**STATED EXERCISE:** Please state how many lines in the records contain the string "信用综合评价得分", with no words besides the number.

**ENTRIES SHOWN:**

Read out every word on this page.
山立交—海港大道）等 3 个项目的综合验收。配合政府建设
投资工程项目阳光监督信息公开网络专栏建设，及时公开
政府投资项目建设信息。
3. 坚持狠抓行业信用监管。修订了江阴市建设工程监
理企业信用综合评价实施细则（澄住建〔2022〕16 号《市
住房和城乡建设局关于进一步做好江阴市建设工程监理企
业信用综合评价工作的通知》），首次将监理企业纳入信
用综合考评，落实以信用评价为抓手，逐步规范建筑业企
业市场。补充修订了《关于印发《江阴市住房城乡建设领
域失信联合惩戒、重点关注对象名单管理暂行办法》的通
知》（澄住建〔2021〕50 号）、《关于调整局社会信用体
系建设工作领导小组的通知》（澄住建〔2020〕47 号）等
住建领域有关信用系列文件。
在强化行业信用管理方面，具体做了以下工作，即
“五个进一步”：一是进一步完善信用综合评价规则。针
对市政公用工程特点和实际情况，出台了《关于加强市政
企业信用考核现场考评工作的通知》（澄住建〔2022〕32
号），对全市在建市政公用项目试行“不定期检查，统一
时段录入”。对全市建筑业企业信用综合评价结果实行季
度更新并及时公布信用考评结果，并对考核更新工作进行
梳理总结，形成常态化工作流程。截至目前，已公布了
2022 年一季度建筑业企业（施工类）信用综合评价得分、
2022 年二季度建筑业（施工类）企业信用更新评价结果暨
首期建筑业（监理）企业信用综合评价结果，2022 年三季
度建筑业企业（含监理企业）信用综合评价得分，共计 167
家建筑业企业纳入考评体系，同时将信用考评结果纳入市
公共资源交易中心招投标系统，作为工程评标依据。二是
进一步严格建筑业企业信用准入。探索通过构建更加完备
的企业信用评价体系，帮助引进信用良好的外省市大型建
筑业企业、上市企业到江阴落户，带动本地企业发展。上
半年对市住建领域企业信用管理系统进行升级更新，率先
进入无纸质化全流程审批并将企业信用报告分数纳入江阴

**RESULT OF THE EXERCISE:** 2